=== Problem to solve ===
Please put every line of the listing below into a Markdown table, leaving out blank lines, with a "No." column numbering the rows and a "Line" column holding each line.

--------------------------------

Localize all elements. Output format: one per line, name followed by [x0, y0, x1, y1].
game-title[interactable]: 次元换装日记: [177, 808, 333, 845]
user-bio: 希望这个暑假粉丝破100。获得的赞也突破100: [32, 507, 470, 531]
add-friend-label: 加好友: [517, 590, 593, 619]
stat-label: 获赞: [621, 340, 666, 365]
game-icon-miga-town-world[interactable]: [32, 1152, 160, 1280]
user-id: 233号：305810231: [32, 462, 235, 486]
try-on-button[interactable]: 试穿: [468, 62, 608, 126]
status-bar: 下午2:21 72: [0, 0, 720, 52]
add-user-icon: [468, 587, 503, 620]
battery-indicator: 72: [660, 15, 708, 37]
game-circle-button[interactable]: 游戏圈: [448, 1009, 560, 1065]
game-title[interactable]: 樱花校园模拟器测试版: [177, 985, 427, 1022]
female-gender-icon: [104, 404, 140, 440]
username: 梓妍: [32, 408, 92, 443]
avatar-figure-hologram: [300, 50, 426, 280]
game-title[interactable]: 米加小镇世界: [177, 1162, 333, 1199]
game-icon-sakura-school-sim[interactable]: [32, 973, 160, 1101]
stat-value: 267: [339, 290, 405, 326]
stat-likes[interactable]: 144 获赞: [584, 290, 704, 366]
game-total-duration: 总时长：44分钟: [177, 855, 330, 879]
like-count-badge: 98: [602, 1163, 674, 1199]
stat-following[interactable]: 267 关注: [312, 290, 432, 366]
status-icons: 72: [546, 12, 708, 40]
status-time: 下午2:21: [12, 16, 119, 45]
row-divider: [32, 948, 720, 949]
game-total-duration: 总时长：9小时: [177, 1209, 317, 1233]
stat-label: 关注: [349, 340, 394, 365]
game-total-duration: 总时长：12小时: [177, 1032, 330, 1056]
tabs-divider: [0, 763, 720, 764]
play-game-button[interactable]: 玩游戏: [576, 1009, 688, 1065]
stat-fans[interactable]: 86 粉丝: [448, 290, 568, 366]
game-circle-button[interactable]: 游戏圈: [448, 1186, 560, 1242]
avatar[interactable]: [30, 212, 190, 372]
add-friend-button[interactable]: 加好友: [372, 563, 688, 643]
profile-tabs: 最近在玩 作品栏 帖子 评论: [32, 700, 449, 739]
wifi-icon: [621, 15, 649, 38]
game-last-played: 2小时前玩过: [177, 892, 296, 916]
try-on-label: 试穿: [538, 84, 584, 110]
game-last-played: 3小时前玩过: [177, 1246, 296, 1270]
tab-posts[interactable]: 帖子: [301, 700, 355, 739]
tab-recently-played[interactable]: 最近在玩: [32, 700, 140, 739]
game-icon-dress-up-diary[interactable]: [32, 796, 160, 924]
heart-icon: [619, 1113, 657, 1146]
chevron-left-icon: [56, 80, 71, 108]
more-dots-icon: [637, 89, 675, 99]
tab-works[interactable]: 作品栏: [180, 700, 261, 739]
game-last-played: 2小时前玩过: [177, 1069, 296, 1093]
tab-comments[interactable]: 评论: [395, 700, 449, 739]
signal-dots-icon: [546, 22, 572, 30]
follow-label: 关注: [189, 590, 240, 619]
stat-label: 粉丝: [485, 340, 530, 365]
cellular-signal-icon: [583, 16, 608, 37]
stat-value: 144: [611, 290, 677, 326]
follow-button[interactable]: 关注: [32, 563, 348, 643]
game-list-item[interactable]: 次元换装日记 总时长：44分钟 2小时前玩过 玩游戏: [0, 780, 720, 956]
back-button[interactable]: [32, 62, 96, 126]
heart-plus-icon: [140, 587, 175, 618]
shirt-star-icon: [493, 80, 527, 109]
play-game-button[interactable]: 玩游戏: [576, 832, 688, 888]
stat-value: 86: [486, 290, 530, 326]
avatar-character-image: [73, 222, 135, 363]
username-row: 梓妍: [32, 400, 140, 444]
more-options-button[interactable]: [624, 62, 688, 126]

--------------------------------

=== Answer in full ===
| No. | Line |
|---|---|
| 1 | Localize all elements. Output format: one per line, name followed by [x0, y0, x1, y1]. |
| 2 | game-title[interactable]: 次元换装日记: [177, 808, 333, 845] |
| 3 | user-bio: 希望这个暑假粉丝破100。获得的赞也突破100: [32, 507, 470, 531] |
| 4 | add-friend-label: 加好友: [517, 590, 593, 619] |
| 5 | stat-label: 获赞: [621, 340, 666, 365] |
| 6 | game-icon-miga-town-world[interactable]: [32, 1152, 160, 1280] |
| 7 | user-id: 233号：305810231: [32, 462, 235, 486] |
| 8 | try-on-button[interactable]: 试穿: [468, 62, 608, 126] |
| 9 | status-bar: 下午2:21 72: [0, 0, 720, 52] |
| 10 | add-user-icon: [468, 587, 503, 620] |
| 11 | battery-indicator: 72: [660, 15, 708, 37] |
| 12 | game-circle-button[interactable]: 游戏圈: [448, 1009, 560, 1065] |
| 13 | game-title[interactable]: 樱花校园模拟器测试版: [177, 985, 427, 1022] |
| 14 | female-gender-icon: [104, 404, 140, 440] |
| 15 | username: 梓妍: [32, 408, 92, 443] |
| 16 | avatar-figure-hologram: [300, 50, 426, 280] |
| 17 | game-title[interactable]: 米加小镇世界: [177, 1162, 333, 1199] |
| 18 | game-icon-sakura-school-sim[interactable]: [32, 973, 160, 1101] |
| 19 | stat-value: 267: [339, 290, 405, 326] |
| 20 | stat-likes[interactable]: 144 获赞: [584, 290, 704, 366] |
| 21 | game-total-duration: 总时长：44分钟: [177, 855, 330, 879] |
| 22 | like-count-badge: 98: [602, 1163, 674, 1199] |
| 23 | stat-following[interactable]: 267 关注: [312, 290, 432, 366] |
| 24 | status-icons: 72: [546, 12, 708, 40] |
| 25 | status-time: 下午2:21: [12, 16, 119, 45] |
| 26 | row-divider: [32, 948, 720, 949] |
| 27 | game-total-duration: 总时长：9小时: [177, 1209, 317, 1233] |
| 28 | stat-label: 关注: [349, 340, 394, 365] |
| 29 | game-total-duration: 总时长：12小时: [177, 1032, 330, 1056] |
| 30 | tabs-divider: [0, 763, 720, 764] |
| 31 | play-game-button[interactable]: 玩游戏: [576, 1009, 688, 1065] |
| 32 | stat-fans[interactable]: 86 粉丝: [448, 290, 568, 366] |
| 33 | game-circle-button[interactable]: 游戏圈: [448, 1186, 560, 1242] |
| 34 | avatar[interactable]: [30, 212, 190, 372] |
| 35 | add-friend-button[interactable]: 加好友: [372, 563, 688, 643] |
| 36 | profile-tabs: 最近在玩 作品栏 帖子 评论: [32, 700, 449, 739] |
| 37 | wifi-icon: [621, 15, 649, 38] |
| 38 | game-last-played: 2小时前玩过: [177, 892, 296, 916] |
| 39 | try-on-label: 试穿: [538, 84, 584, 110] |
| 40 | game-last-played: 3小时前玩过: [177, 1246, 296, 1270] |
| 41 | tab-posts[interactable]: 帖子: [301, 700, 355, 739] |
| 42 | tab-recently-played[interactable]: 最近在玩: [32, 700, 140, 739] |
| 43 | game-icon-dress-up-diary[interactable]: [32, 796, 160, 924] |
| 44 | heart-icon: [619, 1113, 657, 1146] |
| 45 | chevron-left-icon: [56, 80, 71, 108] |
| 46 | more-dots-icon: [637, 89, 675, 99] |
| 47 | tab-works[interactable]: 作品栏: [180, 700, 261, 739] |
| 48 | game-last-played: 2小时前玩过: [177, 1069, 296, 1093] |
| 49 | tab-comments[interactable]: 评论: [395, 700, 449, 739] |
| 50 | signal-dots-icon: [546, 22, 572, 30] |
| 51 | follow-label: 关注: [189, 590, 240, 619] |
| 52 | stat-label: 粉丝: [485, 340, 530, 365] |
| 53 | cellular-signal-icon: [583, 16, 608, 37] |
| 54 | stat-value: 144: [611, 290, 677, 326] |
| 55 | follow-button[interactable]: 关注: [32, 563, 348, 643] |
| 56 | game-list-item[interactable]: 次元换装日记 总时长：44分钟 2小时前玩过 玩游戏: [0, 780, 720, 956] |
| 57 | back-button[interactable]: [32, 62, 96, 126] |
| 58 | heart-plus-icon: [140, 587, 175, 618] |
| 59 | shirt-star-icon: [493, 80, 527, 109] |
| 60 | play-game-button[interactable]: 玩游戏: [576, 832, 688, 888] |
| 61 | stat-value: 86: [486, 290, 530, 326] |
| 62 | avatar-character-image: [73, 222, 135, 363] |
| 63 | username-row: 梓妍: [32, 400, 140, 444] |
| 64 | more-options-button[interactable]: [624, 62, 688, 126] |